To do
Beginning with the line that contains "Read all visible content and emit it as JSON.", extract each line through the end of the listing below, with no additions or omissions.

Extracted records
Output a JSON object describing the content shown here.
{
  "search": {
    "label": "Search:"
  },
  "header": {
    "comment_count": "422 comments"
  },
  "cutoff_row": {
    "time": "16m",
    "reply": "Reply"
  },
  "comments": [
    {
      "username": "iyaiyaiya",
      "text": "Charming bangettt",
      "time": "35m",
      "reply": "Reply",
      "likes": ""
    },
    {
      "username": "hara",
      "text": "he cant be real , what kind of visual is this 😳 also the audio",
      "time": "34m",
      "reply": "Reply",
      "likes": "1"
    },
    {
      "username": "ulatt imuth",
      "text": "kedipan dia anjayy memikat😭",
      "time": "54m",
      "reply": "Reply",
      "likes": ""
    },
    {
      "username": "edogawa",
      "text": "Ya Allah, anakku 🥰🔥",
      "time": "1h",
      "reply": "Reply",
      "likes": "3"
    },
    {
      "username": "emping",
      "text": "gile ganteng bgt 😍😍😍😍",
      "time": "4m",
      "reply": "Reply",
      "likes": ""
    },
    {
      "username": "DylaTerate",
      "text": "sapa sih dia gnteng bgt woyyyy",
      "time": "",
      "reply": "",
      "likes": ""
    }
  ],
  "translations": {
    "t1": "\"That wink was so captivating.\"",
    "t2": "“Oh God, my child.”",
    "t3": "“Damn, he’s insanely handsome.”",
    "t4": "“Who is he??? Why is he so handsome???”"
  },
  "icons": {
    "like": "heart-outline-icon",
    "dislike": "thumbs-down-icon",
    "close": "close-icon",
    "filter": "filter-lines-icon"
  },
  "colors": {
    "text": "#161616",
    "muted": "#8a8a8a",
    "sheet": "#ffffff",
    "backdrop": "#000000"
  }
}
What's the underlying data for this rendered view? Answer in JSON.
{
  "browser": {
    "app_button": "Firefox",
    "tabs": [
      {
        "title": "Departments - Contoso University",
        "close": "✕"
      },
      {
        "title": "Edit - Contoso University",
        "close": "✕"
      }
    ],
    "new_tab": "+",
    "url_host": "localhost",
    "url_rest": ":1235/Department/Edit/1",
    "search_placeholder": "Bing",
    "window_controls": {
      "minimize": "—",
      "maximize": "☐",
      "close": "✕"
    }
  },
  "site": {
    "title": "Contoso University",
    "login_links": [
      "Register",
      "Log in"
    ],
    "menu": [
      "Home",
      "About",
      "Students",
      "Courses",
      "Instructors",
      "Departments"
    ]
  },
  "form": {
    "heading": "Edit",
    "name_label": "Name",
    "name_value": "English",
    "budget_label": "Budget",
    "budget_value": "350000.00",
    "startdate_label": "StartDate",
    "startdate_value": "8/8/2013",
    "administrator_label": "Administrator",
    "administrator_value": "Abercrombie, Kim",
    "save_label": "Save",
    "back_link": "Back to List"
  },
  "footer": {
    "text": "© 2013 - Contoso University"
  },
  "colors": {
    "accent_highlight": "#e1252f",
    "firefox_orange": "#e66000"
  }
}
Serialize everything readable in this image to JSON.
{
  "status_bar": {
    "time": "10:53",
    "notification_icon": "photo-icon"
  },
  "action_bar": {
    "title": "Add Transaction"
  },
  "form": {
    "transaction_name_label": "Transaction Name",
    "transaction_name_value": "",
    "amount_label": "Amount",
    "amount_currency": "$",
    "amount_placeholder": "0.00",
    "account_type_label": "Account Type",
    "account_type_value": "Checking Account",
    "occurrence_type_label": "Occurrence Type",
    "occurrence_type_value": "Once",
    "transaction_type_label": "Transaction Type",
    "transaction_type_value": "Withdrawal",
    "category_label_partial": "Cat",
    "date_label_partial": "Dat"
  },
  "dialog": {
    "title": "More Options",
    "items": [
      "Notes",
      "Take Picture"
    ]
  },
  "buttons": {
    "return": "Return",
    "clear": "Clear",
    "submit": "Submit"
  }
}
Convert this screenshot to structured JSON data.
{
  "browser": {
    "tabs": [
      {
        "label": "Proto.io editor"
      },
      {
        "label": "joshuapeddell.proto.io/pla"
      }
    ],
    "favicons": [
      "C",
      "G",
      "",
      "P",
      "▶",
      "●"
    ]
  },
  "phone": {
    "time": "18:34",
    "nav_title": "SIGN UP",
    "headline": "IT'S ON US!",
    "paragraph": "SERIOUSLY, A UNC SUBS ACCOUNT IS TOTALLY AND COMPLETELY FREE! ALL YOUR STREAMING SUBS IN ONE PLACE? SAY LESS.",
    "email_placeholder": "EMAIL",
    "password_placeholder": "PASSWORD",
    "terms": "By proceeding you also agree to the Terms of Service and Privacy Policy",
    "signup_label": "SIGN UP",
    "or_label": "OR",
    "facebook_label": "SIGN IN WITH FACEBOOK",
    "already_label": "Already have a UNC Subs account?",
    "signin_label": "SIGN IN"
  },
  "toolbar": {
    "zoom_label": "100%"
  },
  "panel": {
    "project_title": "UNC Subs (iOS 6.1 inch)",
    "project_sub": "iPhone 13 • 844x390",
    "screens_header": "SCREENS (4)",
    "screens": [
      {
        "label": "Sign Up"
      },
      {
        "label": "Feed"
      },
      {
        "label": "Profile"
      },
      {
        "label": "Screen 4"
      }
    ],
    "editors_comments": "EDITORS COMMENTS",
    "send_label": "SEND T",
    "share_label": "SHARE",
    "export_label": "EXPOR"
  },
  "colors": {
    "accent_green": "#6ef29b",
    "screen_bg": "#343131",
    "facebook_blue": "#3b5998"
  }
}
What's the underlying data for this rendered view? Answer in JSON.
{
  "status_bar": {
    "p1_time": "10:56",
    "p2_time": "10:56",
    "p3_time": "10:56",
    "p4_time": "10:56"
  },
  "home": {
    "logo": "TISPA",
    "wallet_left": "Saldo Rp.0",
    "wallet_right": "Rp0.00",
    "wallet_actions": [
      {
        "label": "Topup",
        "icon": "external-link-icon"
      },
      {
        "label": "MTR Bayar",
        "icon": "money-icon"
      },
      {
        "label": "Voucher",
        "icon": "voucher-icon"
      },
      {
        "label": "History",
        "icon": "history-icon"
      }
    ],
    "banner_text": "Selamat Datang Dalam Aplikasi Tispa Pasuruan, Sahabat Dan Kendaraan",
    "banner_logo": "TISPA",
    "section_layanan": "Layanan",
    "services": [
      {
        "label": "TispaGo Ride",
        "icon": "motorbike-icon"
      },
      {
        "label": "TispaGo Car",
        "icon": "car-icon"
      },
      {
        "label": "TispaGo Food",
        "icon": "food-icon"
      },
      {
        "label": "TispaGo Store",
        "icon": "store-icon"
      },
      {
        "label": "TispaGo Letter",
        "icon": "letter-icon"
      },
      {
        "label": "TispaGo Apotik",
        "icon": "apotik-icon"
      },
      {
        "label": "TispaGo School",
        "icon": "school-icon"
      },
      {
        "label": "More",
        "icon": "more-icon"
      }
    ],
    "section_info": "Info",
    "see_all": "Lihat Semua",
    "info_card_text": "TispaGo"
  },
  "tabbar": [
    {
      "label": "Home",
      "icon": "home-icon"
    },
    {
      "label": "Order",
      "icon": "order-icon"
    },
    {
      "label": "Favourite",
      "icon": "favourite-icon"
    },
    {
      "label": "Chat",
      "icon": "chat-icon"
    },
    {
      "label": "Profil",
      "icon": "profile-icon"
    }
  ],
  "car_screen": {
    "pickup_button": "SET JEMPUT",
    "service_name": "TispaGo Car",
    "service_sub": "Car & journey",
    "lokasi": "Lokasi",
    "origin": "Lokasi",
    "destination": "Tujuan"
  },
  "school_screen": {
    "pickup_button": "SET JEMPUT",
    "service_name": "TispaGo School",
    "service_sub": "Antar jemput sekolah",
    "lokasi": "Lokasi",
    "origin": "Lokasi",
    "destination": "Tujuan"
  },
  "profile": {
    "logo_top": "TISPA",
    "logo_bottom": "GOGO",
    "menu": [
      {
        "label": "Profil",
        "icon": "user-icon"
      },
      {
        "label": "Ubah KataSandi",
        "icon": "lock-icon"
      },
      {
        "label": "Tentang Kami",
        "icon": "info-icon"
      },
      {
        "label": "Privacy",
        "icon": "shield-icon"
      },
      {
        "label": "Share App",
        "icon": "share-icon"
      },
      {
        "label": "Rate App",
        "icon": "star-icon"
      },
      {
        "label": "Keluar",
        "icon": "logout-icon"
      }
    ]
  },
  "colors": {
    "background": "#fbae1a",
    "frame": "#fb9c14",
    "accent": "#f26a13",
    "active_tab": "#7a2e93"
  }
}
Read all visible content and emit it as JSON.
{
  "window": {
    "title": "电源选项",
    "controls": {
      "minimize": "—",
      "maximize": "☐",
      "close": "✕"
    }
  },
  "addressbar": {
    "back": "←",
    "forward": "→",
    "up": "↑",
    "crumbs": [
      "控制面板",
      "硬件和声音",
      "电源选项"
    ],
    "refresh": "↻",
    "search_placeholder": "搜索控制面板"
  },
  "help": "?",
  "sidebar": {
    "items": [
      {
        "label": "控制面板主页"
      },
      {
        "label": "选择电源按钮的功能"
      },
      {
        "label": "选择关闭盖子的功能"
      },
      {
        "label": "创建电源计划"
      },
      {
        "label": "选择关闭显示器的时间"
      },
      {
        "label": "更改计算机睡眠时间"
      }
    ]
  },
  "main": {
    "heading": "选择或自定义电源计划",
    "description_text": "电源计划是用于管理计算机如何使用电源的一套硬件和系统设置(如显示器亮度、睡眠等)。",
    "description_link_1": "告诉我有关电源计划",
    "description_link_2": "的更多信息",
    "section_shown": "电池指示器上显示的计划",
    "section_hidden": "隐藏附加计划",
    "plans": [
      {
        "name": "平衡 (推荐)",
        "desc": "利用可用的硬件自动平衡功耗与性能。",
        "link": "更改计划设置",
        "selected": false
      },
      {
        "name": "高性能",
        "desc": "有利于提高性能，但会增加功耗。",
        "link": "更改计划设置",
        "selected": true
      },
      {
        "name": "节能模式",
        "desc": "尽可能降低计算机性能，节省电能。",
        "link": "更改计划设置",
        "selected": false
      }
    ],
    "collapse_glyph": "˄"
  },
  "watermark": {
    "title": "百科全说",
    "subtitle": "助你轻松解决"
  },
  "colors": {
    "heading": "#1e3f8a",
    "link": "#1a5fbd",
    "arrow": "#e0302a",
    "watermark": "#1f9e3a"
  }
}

Result of the exercise
Read all visible content and emit it as JSON.
{
  "window": {
    "title": "电源选项",
    "controls": {
      "minimize": "—",
      "maximize": "☐",
      "close": "✕"
    }
  },
  "addressbar": {
    "back": "←",
    "forward": "→",
    "up": "↑",
    "crumbs": [
      "控制面板",
      "硬件和声音",
      "电源选项"
    ],
    "refresh": "↻",
    "search_placeholder": "搜索控制面板"
  },
  "help": "?",
  "sidebar": {
    "items": [
      {
        "label": "控制面板主页"
      },
      {
        "label": "选择电源按钮的功能"
      },
      {
        "label": "选择关闭盖子的功能"
      },
      {
        "label": "创建电源计划"
      },
      {
        "label": "选择关闭显示器的时间"
      },
      {
        "label": "更改计算机睡眠时间"
      }
    ]
  },
  "main": {
    "heading": "选择或自定义电源计划",
    "description_text": "电源计划是用于管理计算机如何使用电源的一套硬件和系统设置(如显示器亮度、睡眠等)。",
    "description_link_1": "告诉我有关电源计划",
    "description_link_2": "的更多信息",
    "section_shown": "电池指示器上显示的计划",
    "section_hidden": "隐藏附加计划",
    "plans": [
      {
        "name": "平衡 (推荐)",
        "desc": "利用可用的硬件自动平衡功耗与性能。",
        "link": "更改计划设置",
        "selected": false
      },
      {
        "name": "高性能",
        "desc": "有利于提高性能，但会增加功耗。",
        "link": "更改计划设置",
        "selected": true
      },
      {
        "name": "节能模式",
        "desc": "尽可能降低计算机性能，节省电能。",
        "link": "更改计划设置",
        "selected": false
      }
    ],
    "collapse_glyph": "˄"
  },
  "watermark": {
    "title": "百科全说",
    "subtitle": "助你轻松解决"
  },
  "colors": {
    "heading": "#1e3f8a",
    "link": "#1a5fbd",
    "arrow": "#e0302a",
    "watermark": "#1f9e3a"
  }
}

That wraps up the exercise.